## BEGIN Material

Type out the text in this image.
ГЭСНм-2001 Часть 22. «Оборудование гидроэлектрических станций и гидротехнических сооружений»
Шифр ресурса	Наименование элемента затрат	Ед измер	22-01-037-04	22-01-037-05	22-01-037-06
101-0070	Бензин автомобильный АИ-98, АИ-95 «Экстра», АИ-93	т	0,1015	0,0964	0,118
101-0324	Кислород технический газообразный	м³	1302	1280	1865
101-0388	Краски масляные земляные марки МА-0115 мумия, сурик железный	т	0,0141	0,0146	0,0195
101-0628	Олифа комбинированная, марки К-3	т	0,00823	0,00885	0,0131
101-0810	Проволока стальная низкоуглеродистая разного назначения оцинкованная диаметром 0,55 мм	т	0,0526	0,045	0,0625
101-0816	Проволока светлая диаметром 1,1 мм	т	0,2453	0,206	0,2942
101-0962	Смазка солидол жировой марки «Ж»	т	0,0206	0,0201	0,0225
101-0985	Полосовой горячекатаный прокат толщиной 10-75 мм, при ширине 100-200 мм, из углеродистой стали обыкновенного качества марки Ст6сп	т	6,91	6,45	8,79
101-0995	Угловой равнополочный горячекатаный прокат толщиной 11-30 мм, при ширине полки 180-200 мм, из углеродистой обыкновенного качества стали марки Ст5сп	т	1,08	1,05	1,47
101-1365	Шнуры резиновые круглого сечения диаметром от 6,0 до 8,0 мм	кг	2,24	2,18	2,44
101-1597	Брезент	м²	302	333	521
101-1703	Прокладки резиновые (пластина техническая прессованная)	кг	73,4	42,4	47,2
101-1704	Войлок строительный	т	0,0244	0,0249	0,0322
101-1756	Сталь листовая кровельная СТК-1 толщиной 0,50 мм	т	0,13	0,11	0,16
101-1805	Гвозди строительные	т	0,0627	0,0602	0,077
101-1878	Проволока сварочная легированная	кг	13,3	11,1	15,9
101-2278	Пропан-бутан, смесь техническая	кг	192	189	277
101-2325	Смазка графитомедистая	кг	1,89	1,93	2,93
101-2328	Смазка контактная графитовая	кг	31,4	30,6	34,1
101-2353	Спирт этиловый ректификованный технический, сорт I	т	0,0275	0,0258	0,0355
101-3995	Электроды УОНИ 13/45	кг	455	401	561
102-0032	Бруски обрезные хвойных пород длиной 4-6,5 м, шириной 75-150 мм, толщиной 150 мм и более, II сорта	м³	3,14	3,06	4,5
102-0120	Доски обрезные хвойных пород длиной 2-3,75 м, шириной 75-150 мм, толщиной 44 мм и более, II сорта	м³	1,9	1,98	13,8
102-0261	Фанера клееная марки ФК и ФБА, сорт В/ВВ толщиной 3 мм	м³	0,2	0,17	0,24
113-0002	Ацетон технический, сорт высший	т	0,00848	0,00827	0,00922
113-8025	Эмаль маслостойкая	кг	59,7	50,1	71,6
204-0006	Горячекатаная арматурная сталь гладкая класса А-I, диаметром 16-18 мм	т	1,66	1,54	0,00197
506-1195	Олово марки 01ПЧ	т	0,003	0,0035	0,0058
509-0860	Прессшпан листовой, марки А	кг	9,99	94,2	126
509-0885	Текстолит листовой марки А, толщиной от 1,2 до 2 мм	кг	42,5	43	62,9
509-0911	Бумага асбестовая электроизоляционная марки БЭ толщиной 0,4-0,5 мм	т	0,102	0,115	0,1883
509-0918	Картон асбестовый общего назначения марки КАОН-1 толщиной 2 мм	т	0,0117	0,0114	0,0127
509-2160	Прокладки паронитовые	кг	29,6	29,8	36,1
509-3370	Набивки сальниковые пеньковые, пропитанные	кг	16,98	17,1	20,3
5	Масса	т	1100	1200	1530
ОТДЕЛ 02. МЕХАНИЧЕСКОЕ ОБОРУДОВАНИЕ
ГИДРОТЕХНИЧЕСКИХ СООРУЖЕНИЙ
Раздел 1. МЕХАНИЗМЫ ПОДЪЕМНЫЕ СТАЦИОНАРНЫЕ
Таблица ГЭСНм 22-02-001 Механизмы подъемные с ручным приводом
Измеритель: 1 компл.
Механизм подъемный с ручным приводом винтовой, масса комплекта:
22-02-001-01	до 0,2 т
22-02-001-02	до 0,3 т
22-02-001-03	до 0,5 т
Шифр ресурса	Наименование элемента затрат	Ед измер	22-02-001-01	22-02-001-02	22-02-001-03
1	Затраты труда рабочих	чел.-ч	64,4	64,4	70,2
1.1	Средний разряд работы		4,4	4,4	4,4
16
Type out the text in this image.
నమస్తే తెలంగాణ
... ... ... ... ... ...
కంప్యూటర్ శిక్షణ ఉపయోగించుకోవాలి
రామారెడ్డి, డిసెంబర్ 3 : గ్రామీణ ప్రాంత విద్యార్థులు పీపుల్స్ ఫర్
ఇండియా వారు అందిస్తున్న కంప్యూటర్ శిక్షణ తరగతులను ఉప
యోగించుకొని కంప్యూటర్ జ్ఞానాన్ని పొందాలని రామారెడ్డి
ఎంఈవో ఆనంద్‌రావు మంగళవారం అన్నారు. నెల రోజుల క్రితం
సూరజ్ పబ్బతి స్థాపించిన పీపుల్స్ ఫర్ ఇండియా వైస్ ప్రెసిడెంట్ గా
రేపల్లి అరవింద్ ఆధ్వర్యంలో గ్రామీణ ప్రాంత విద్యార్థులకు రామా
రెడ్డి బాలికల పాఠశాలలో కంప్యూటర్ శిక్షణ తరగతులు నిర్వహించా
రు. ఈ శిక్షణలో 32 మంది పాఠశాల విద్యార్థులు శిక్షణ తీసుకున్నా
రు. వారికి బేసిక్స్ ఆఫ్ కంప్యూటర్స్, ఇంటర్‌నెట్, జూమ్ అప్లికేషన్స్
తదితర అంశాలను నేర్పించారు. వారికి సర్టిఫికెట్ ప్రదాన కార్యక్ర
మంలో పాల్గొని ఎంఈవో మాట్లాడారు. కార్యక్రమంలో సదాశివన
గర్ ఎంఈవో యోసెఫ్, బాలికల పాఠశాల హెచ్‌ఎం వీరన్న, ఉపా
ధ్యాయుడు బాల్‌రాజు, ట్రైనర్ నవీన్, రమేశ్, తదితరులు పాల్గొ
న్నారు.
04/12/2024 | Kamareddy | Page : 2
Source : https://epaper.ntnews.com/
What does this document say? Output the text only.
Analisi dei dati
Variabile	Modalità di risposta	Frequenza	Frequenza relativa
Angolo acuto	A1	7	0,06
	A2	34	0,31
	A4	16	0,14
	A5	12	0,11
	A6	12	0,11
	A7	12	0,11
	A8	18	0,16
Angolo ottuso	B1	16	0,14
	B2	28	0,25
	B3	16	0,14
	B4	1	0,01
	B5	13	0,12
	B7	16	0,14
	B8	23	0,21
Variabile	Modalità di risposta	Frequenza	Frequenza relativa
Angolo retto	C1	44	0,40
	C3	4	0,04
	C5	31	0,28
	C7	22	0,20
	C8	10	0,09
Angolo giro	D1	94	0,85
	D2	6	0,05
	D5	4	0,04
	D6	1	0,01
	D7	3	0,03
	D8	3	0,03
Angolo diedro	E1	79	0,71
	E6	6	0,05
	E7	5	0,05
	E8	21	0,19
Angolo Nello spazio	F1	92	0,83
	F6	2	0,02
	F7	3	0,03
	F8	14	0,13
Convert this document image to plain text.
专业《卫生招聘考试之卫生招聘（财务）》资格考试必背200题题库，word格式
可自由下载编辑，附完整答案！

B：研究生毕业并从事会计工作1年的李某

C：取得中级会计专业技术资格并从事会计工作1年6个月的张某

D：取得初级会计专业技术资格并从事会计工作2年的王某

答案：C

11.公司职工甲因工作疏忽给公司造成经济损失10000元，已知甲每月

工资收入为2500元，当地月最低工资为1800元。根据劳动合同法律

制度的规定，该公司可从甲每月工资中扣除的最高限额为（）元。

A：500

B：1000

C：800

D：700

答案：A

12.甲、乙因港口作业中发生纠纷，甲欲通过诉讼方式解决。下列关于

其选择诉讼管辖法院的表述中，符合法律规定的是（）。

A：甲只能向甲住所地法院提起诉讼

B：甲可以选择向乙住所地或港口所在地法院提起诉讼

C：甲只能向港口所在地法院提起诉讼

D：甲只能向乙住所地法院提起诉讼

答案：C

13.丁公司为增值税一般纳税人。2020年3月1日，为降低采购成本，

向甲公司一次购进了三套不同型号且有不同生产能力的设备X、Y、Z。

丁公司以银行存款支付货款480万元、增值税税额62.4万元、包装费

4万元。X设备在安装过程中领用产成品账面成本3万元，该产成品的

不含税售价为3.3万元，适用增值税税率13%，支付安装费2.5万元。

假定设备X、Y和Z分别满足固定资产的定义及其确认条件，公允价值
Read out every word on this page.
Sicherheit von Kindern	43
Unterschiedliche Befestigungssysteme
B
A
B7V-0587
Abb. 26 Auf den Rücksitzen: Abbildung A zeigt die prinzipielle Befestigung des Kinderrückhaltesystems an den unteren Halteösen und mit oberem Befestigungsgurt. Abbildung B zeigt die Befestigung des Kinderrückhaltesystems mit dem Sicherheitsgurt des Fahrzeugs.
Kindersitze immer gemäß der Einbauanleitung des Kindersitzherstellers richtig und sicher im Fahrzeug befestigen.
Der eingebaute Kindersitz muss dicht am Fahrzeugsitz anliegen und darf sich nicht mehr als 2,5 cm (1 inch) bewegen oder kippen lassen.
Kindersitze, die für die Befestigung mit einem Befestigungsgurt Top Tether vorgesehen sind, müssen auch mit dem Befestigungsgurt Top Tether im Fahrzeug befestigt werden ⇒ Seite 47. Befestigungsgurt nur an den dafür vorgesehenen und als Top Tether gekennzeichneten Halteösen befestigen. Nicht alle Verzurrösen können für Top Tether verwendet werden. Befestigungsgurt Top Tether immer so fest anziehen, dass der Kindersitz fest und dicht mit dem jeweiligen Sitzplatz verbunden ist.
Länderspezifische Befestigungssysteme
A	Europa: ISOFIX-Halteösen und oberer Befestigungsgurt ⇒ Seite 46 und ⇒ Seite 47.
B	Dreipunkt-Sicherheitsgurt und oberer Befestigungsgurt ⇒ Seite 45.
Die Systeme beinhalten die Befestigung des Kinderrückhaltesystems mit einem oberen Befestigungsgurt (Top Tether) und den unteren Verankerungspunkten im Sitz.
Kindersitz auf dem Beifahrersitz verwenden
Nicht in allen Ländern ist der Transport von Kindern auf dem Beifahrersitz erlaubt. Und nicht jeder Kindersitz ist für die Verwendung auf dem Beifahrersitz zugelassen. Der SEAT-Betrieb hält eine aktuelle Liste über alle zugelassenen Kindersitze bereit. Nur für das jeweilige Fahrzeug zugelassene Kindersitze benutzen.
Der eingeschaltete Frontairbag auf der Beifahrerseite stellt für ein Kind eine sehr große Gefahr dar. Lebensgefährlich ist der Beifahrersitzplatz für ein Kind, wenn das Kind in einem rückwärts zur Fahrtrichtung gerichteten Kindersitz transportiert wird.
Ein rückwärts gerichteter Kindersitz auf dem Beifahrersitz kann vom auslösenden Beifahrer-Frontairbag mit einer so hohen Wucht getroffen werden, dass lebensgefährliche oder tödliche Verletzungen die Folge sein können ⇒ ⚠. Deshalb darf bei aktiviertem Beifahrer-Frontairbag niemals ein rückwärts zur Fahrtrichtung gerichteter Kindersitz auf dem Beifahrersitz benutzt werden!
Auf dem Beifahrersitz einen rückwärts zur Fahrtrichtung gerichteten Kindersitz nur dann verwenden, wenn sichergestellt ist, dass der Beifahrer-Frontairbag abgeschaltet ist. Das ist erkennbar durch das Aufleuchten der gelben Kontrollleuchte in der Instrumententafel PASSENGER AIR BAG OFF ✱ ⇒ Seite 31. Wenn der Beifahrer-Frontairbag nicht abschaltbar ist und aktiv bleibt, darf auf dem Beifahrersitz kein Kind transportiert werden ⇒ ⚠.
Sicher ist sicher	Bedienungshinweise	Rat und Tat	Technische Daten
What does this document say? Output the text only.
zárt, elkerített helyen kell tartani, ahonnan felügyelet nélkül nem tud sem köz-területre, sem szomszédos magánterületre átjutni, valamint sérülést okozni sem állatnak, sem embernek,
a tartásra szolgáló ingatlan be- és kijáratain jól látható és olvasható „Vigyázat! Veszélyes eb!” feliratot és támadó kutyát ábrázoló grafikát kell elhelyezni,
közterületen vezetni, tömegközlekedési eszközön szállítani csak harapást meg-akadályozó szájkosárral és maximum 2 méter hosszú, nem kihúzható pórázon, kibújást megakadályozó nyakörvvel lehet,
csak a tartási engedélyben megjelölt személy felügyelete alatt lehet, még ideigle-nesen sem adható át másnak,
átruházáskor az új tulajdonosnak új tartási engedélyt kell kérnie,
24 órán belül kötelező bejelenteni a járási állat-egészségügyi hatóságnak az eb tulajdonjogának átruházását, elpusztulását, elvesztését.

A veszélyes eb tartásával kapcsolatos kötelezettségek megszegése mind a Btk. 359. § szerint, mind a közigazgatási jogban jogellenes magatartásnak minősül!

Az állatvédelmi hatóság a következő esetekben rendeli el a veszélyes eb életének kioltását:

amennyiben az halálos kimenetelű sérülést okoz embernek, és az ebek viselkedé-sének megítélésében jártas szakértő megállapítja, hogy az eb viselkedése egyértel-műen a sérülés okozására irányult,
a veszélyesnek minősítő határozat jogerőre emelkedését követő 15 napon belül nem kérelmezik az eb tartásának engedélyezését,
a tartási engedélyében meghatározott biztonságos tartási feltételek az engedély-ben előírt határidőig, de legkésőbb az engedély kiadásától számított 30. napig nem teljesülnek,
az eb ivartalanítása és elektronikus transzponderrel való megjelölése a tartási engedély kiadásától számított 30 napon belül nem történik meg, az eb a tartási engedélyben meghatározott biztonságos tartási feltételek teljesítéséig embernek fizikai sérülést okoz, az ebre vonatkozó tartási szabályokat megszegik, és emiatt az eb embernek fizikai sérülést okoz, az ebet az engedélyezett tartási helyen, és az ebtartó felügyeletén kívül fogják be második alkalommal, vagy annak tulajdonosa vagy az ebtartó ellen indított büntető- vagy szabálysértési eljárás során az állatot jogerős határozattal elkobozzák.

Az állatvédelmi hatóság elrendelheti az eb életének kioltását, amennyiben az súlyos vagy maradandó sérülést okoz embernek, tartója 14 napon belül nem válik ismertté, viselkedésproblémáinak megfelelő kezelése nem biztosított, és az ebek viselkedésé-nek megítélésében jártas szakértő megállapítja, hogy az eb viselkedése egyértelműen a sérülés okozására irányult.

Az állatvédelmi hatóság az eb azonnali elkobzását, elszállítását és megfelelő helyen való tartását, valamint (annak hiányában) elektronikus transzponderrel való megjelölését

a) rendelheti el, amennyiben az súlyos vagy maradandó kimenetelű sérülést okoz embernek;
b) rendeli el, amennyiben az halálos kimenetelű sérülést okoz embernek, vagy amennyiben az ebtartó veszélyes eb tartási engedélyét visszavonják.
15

## END Material

Go through the records above and copy every line with the word "пород".

102-0032	Бруски обрезные хвойных пород длиной 4-6,5 м, шириной 75-150 мм, толщиной 150 мм и более, II сорта	м³	3,14	3,06	4,5
102-0120	Доски обрезные хвойных пород длиной 2-3,75 м, шириной 75-150 мм, толщиной 44 мм и более, II сорта	м³	1,9	1,98	13,8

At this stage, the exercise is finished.